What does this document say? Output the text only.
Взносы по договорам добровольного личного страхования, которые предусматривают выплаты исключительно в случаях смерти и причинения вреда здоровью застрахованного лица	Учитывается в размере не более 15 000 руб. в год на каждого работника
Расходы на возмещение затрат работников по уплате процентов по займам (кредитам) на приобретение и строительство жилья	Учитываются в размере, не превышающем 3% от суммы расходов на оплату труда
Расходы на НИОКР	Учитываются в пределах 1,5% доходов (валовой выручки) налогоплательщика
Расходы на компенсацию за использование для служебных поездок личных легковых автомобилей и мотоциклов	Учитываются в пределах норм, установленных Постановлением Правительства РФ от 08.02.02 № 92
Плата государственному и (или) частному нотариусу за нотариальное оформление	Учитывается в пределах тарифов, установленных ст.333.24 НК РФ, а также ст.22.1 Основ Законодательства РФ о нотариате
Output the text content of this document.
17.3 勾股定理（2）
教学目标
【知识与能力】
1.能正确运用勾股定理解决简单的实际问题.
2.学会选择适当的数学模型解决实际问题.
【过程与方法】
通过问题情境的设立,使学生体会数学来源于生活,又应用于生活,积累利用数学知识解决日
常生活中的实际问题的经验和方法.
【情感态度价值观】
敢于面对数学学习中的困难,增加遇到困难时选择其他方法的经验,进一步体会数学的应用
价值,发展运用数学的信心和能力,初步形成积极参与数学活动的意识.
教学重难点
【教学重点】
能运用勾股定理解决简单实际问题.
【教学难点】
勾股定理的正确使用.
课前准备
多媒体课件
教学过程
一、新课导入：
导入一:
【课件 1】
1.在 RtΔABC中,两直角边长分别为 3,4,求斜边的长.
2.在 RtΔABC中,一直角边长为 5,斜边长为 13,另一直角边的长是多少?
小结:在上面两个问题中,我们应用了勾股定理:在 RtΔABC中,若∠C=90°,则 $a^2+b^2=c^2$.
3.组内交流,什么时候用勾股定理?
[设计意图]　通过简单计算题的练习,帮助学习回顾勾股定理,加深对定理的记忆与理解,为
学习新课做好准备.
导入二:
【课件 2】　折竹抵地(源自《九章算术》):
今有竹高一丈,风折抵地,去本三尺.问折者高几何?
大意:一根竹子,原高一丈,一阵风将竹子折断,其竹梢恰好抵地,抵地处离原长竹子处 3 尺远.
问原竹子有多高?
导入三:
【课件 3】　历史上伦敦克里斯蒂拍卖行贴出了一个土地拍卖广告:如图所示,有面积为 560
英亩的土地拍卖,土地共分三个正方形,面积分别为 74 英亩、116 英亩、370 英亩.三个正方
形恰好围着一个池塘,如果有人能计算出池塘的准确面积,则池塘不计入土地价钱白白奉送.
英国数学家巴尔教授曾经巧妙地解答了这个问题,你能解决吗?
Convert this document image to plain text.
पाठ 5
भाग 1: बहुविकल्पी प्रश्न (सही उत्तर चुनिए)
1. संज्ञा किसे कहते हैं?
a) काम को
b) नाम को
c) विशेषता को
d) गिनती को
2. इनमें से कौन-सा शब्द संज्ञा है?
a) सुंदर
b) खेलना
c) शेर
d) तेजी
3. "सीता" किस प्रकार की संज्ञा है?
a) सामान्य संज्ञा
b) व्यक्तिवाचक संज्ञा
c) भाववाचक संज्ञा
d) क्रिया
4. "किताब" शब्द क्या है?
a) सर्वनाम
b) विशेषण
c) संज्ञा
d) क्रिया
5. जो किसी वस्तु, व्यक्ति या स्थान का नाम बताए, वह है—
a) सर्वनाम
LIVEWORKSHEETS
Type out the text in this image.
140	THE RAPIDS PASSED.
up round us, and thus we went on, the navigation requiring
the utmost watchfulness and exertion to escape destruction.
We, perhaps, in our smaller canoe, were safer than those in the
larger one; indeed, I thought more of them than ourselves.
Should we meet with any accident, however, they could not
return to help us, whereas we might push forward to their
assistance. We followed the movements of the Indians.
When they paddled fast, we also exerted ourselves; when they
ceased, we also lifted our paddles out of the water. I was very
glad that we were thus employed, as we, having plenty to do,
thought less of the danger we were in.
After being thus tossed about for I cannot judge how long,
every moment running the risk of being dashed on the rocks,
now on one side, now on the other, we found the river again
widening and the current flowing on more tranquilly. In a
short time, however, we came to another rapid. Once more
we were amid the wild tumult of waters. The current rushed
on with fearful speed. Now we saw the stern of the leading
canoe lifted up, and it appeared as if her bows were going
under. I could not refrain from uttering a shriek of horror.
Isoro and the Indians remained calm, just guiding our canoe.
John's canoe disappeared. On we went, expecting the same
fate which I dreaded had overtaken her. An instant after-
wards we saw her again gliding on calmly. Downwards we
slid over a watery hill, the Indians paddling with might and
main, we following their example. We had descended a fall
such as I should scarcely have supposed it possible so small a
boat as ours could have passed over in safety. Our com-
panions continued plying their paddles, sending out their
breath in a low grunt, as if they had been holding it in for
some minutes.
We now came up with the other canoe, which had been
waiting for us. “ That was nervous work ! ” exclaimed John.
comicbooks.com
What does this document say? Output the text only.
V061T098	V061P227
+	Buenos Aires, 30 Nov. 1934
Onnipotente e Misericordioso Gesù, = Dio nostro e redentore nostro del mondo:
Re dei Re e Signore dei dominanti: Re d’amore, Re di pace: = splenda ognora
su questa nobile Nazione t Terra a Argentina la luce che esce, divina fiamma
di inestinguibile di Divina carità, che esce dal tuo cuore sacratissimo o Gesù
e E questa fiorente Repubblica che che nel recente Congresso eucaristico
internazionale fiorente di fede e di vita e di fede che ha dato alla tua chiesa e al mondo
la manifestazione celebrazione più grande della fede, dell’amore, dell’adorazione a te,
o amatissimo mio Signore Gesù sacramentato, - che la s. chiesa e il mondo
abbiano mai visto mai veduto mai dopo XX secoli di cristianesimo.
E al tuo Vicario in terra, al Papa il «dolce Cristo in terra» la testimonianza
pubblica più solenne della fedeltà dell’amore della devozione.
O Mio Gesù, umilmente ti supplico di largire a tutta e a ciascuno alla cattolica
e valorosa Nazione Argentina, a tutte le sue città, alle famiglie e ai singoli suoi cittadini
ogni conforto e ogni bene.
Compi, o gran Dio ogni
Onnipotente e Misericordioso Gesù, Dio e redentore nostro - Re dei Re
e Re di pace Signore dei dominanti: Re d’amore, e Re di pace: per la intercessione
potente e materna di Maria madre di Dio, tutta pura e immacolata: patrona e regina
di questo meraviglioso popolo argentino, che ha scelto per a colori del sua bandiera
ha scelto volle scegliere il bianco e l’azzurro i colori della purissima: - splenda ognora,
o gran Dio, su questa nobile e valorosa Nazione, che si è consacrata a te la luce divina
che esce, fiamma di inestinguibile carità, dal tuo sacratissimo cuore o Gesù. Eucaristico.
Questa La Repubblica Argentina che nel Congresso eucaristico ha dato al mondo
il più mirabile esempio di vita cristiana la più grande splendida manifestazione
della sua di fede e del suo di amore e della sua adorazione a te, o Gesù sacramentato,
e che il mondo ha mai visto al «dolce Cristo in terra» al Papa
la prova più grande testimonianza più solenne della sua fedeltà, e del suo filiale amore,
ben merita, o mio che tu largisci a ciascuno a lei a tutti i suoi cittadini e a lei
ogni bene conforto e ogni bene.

• _EXERCISE AIM_
Report the number of lines in the entries above that include the string "carità". Give nothing but the number.

• _EXPECTED ANSWER_
2